SET TASK
Every line that contains the word "JSON" should be copied.

(Extracted data entries)

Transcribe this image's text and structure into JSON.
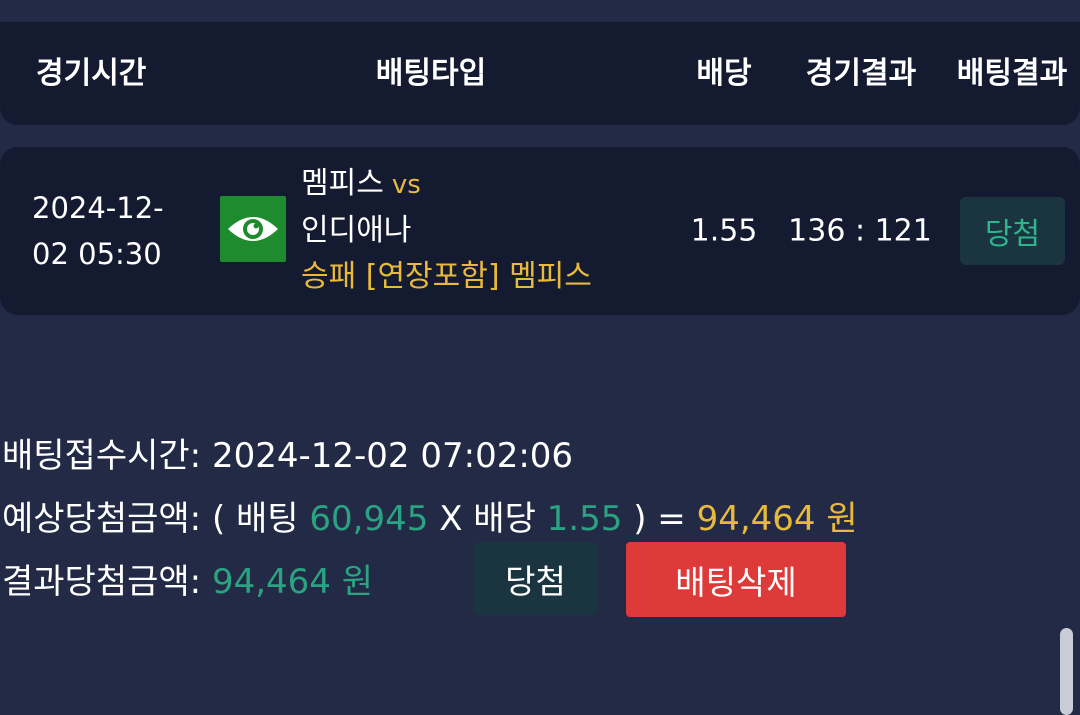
{
  "header": {
    "col_time": "경기시간",
    "col_bet_type": "배팅타입",
    "col_odds": "배당",
    "col_game_result": "경기결과",
    "col_bet_result": "배팅결과"
  },
  "row": {
    "date_line1": "2024-12-",
    "date_line2": "02 05:30",
    "icon": "eye-icon",
    "home_team": "멤피스",
    "vs": "vs",
    "away_team": "인디애나",
    "pick": "승패 [연장포함] 멤피스",
    "odds": "1.55",
    "score": "136 : 121",
    "status": "당첨"
  },
  "details": {
    "received_label": "배팅접수시간:",
    "received_value": "2024-12-02 07:02:06",
    "expected_label": "예상당첨금액:",
    "expected_open": "( 배팅",
    "expected_stake": "60,945",
    "expected_x": "X 배당",
    "expected_odds": "1.55",
    "expected_eq": ") =",
    "expected_amount": "94,464 원",
    "result_label": "결과당첨금액:",
    "result_amount": "94,464 원",
    "result_status": "당첨",
    "delete_button": "배팅삭제"
  },
  "colors": {
    "background": "#232a45",
    "card": "#141a30",
    "gold": "#e8b93a",
    "green": "#2aa383",
    "win_badge_bg": "#1a3440",
    "delete_red": "#de3a3a",
    "eye_green": "#1e8c2e"
  }
}
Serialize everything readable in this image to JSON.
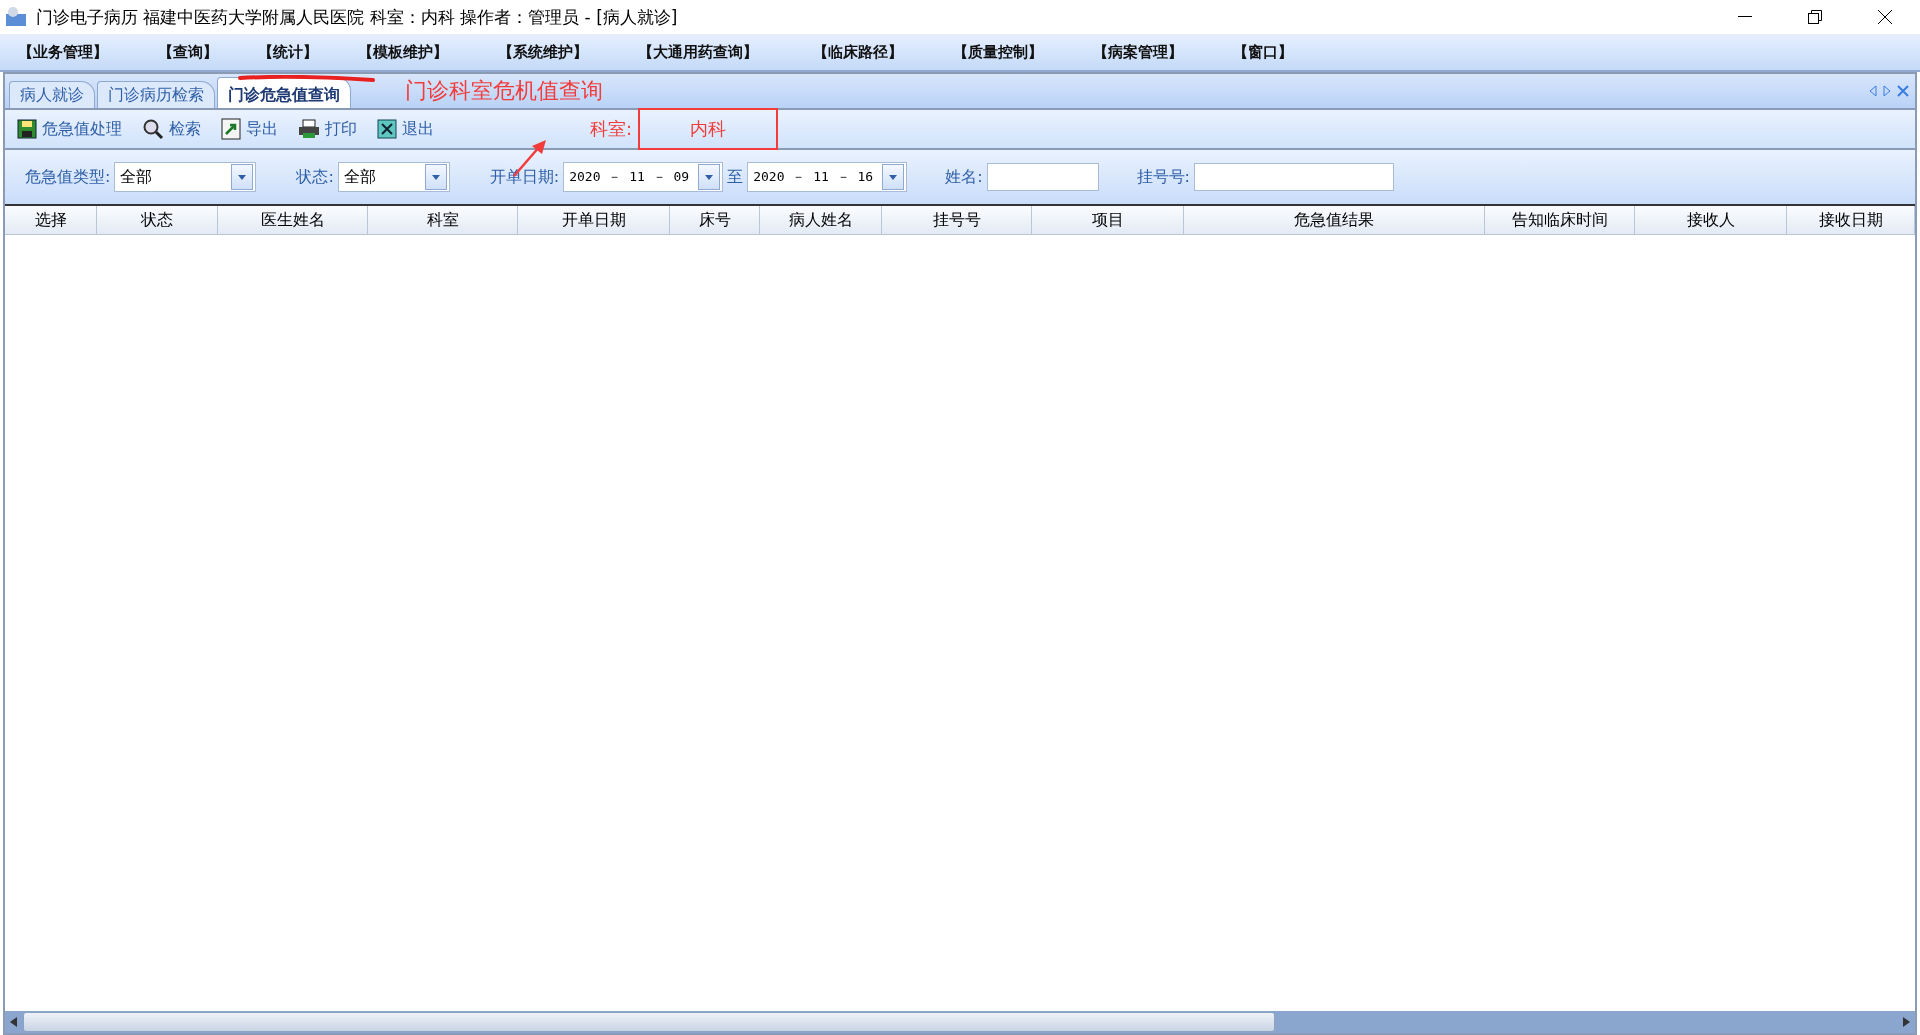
{
  "window": {
    "title": "门诊电子病历  福建中医药大学附属人民医院  科室：内科  操作者：管理员 - [病人就诊]"
  },
  "menu": [
    "【业务管理】",
    "【查询】",
    "【统计】",
    "【模板维护】",
    "【系统维护】",
    "【大通用药查询】",
    "【临床路径】",
    "【质量控制】",
    "【病案管理】",
    "【窗口】"
  ],
  "tabs": [
    {
      "label": "病人就诊",
      "selected": false
    },
    {
      "label": "门诊病历检索",
      "selected": false
    },
    {
      "label": "门诊危急值查询",
      "selected": true
    }
  ],
  "toolbar": [
    {
      "label": "危急值处理",
      "kind": "save"
    },
    {
      "label": "检索",
      "kind": "search"
    },
    {
      "label": "导出",
      "kind": "export"
    },
    {
      "label": "打印",
      "kind": "print"
    },
    {
      "label": "退出",
      "kind": "exit"
    }
  ],
  "filters": {
    "type_label": "危急值类型:",
    "type_value": "全部",
    "status_label": "状态:",
    "status_value": "全部",
    "date_label": "开单日期:",
    "date_from": "2020 － 11 － 09",
    "date_to_label": "至",
    "date_to": "2020 － 11 － 16",
    "name_label": "姓名:",
    "reg_label": "挂号号:"
  },
  "table": {
    "columns": [
      "选择",
      "状态",
      "医生姓名",
      "科室",
      "开单日期",
      "床号",
      "病人姓名",
      "挂号号",
      "项目",
      "危急值结果",
      "告知临床时间",
      "接收人",
      "接收日期"
    ]
  },
  "annotation": {
    "caption": "门诊科室危机值查询",
    "dept_label": "科室:",
    "dept_value": "内科"
  }
}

SOLUTION FOR THIS EXERCISE
Transcribe this image's text and structure into JSON.
Serialize everything readable in this image to JSON.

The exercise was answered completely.